Input data:

▼

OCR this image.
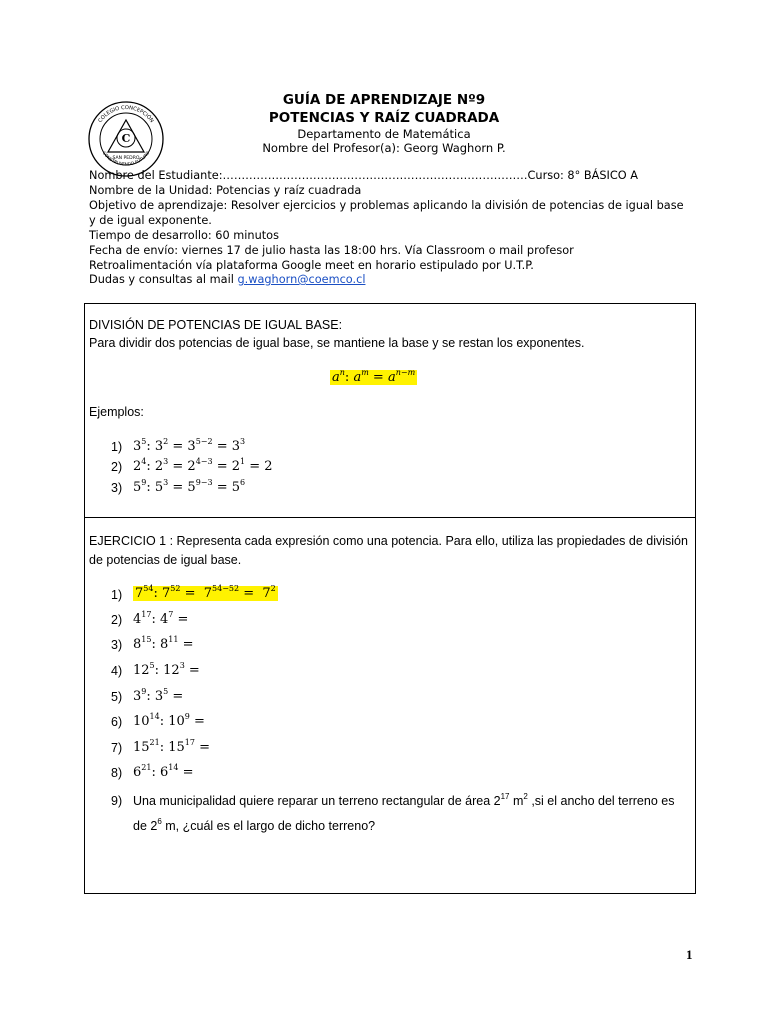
COLEGIO CONCEPCIÓN
CONSTRUYENDO FUTURO
C
SAN PEDRO
GUÍA DE APRENDIZAJE Nº9
POTENCIAS Y RAÍZ CUADRADA
Departamento de Matemática
Nombre del Profesor(a): Georg Waghorn P.
Nombre del Estudiante:………………………………………………………………………Curso: 8° BÁSICO A
Nombre de la Unidad: Potencias y raíz cuadrada
Objetivo de aprendizaje: Resolver ejercicios y problemas aplicando la división de potencias de igual base
y de igual exponente.
Tiempo de desarrollo: 60 minutos
Fecha de envío: viernes 17 de julio hasta las 18:00 hrs. Vía Classroom o mail profesor
Retroalimentación vía plataforma Google meet en horario estipulado por U.T.P.
Dudas y consultas al mail g.waghorn@coemco.cl
DIVISIÓN DE POTENCIAS DE IGUAL BASE:
Para dividir dos potencias de igual base, se mantiene la base y se restan los exponentes.
$a^n$: $a^m = a^{n-m}$
Ejemplos:
1) $3^5$: $3^2 = 3^{5-2} = 3^3$
2) $2^4$: $2^3 = 2^{4-3} = 2^1 = 2$
3) $5^9$: $5^3 = 5^{9-3} = 5^6$
EJERCICIO 1 : Representa cada expresión como una potencia. Para ello, utiliza las propiedades de división
de potencias de igual base.
1) $7^{54}$: $7^{52} = 7^{54-52} = 7^2$
2) $4^{17}$: $4^7$ =
3) $8^{15}$: $8^{11}$ =
4) $12^5$: $12^3$ =
5) $3^9$: $3^5$ =
6) $10^{14}$: $10^9$ =
7) $15^{21}$: $15^{17}$ =
8) $6^{21}$: $6^{14}$ =
9) Una municipalidad quiere reparar un terreno rectangular de área $2^{17}$ $m^2$ ,si el ancho del terreno es
de $2^6$ m, ¿cuál es el largo de dicho terreno?
1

▲

Challenge: Make a list of all lines in the data that contain "mail".

Output of the exercise:
Fecha de envío: viernes 17 de julio hasta las 18:00 hrs. Vía Classroom o mail profesor
Dudas y consultas al mail g.waghorn@coemco.cl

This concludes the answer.